RECORD EXTRACTS.

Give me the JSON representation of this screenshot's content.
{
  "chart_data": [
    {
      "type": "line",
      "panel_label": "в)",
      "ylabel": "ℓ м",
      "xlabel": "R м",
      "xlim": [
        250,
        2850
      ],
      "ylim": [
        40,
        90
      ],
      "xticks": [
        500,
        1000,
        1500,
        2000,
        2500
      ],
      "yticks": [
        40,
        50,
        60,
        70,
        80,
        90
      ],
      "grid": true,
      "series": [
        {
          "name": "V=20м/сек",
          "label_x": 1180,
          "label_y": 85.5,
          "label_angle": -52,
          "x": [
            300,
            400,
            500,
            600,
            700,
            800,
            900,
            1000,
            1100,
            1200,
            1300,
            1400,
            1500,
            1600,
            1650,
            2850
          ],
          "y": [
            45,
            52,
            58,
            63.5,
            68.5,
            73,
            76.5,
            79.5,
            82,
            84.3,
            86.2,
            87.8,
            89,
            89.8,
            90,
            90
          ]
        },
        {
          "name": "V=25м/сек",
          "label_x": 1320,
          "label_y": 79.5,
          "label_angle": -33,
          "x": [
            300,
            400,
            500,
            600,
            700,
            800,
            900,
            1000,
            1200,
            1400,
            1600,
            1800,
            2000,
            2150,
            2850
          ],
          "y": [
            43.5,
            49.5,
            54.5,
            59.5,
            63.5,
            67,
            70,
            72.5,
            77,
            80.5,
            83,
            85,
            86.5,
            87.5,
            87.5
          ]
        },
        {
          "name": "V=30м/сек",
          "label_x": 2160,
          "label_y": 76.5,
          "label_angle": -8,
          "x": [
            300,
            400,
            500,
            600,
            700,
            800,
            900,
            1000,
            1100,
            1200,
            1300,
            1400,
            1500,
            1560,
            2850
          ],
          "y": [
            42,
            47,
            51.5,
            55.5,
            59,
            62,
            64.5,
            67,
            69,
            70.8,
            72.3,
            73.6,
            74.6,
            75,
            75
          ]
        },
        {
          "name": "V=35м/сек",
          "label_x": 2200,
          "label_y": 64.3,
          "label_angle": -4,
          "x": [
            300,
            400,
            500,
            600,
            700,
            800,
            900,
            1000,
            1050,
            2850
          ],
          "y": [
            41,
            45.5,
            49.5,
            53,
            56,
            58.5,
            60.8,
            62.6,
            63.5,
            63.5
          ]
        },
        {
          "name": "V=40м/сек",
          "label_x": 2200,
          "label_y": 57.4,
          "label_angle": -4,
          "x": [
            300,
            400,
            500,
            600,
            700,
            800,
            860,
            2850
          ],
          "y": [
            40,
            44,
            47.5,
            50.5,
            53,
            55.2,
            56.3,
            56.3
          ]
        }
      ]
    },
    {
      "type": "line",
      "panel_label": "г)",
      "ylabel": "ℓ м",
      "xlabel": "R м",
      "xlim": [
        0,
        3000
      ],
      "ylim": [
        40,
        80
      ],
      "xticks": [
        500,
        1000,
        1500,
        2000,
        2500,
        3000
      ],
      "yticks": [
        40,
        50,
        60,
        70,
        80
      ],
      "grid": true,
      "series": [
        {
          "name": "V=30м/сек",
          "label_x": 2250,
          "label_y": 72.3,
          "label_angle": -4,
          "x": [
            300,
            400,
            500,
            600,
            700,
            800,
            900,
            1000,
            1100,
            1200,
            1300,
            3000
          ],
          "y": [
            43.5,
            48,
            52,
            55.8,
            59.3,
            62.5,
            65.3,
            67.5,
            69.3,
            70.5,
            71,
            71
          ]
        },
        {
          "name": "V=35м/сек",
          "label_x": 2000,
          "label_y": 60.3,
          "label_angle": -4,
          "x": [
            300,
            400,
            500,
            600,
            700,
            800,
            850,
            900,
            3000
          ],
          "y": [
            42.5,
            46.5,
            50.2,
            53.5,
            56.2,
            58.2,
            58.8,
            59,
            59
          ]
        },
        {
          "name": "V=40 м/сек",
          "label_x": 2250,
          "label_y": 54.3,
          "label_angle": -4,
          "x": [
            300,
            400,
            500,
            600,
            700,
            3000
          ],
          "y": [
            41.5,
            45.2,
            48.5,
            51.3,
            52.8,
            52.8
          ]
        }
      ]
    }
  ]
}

PROBLEM. Your task is to repeat the data exactly, with nothing left out.

REPLY.
Give me the JSON representation of this screenshot's content.
{
  "chart_data": [
    {
      "type": "line",
      "panel_label": "в)",
      "ylabel": "ℓ м",
      "xlabel": "R м",
      "xlim": [
        250,
        2850
      ],
      "ylim": [
        40,
        90
      ],
      "xticks": [
        500,
        1000,
        1500,
        2000,
        2500
      ],
      "yticks": [
        40,
        50,
        60,
        70,
        80,
        90
      ],
      "grid": true,
      "series": [
        {
          "name": "V=20м/сек",
          "label_x": 1180,
          "label_y": 85.5,
          "label_angle": -52,
          "x": [
            300,
            400,
            500,
            600,
            700,
            800,
            900,
            1000,
            1100,
            1200,
            1300,
            1400,
            1500,
            1600,
            1650,
            2850
          ],
          "y": [
            45,
            52,
            58,
            63.5,
            68.5,
            73,
            76.5,
            79.5,
            82,
            84.3,
            86.2,
            87.8,
            89,
            89.8,
            90,
            90
          ]
        },
        {
          "name": "V=25м/сек",
          "label_x": 1320,
          "label_y": 79.5,
          "label_angle": -33,
          "x": [
            300,
            400,
            500,
            600,
            700,
            800,
            900,
            1000,
            1200,
            1400,
            1600,
            1800,
            2000,
            2150,
            2850
          ],
          "y": [
            43.5,
            49.5,
            54.5,
            59.5,
            63.5,
            67,
            70,
            72.5,
            77,
            80.5,
            83,
            85,
            86.5,
            87.5,
            87.5
          ]
        },
        {
          "name": "V=30м/сек",
          "label_x": 2160,
          "label_y": 76.5,
          "label_angle": -8,
          "x": [
            300,
            400,
            500,
            600,
            700,
            800,
            900,
            1000,
            1100,
            1200,
            1300,
            1400,
            1500,
            1560,
            2850
          ],
          "y": [
            42,
            47,
            51.5,
            55.5,
            59,
            62,
            64.5,
            67,
            69,
            70.8,
            72.3,
            73.6,
            74.6,
            75,
            75
          ]
        },
        {
          "name": "V=35м/сек",
          "label_x": 2200,
          "label_y": 64.3,
          "label_angle": -4,
          "x": [
            300,
            400,
            500,
            600,
            700,
            800,
            900,
            1000,
            1050,
            2850
          ],
          "y": [
            41,
            45.5,
            49.5,
            53,
            56,
            58.5,
            60.8,
            62.6,
            63.5,
            63.5
          ]
        },
        {
          "name": "V=40м/сек",
          "label_x": 2200,
          "label_y": 57.4,
          "label_angle": -4,
          "x": [
            300,
            400,
            500,
            600,
            700,
            800,
            860,
            2850
          ],
          "y": [
            40,
            44,
            47.5,
            50.5,
            53,
            55.2,
            56.3,
            56.3
          ]
        }
      ]
    },
    {
      "type": "line",
      "panel_label": "г)",
      "ylabel": "ℓ м",
      "xlabel": "R м",
      "xlim": [
        0,
        3000
      ],
      "ylim": [
        40,
        80
      ],
      "xticks": [
        500,
        1000,
        1500,
        2000,
        2500,
        3000
      ],
      "yticks": [
        40,
        50,
        60,
        70,
        80
      ],
      "grid": true,
      "series": [
        {
          "name": "V=30м/сек",
          "label_x": 2250,
          "label_y": 72.3,
          "label_angle": -4,
          "x": [
            300,
            400,
            500,
            600,
            700,
            800,
            900,
            1000,
            1100,
            1200,
            1300,
            3000
          ],
          "y": [
            43.5,
            48,
            52,
            55.8,
            59.3,
            62.5,
            65.3,
            67.5,
            69.3,
            70.5,
            71,
            71
          ]
        },
        {
          "name": "V=35м/сек",
          "label_x": 2000,
          "label_y": 60.3,
          "label_angle": -4,
          "x": [
            300,
            400,
            500,
            600,
            700,
            800,
            850,
            900,
            3000
          ],
          "y": [
            42.5,
            46.5,
            50.2,
            53.5,
            56.2,
            58.2,
            58.8,
            59,
            59
          ]
        },
        {
          "name": "V=40 м/сек",
          "label_x": 2250,
          "label_y": 54.3,
          "label_angle": -4,
          "x": [
            300,
            400,
            500,
            600,
            700,
            3000
          ],
          "y": [
            41.5,
            45.2,
            48.5,
            51.3,
            52.8,
            52.8
          ]
        }
      ]
    }
  ]
}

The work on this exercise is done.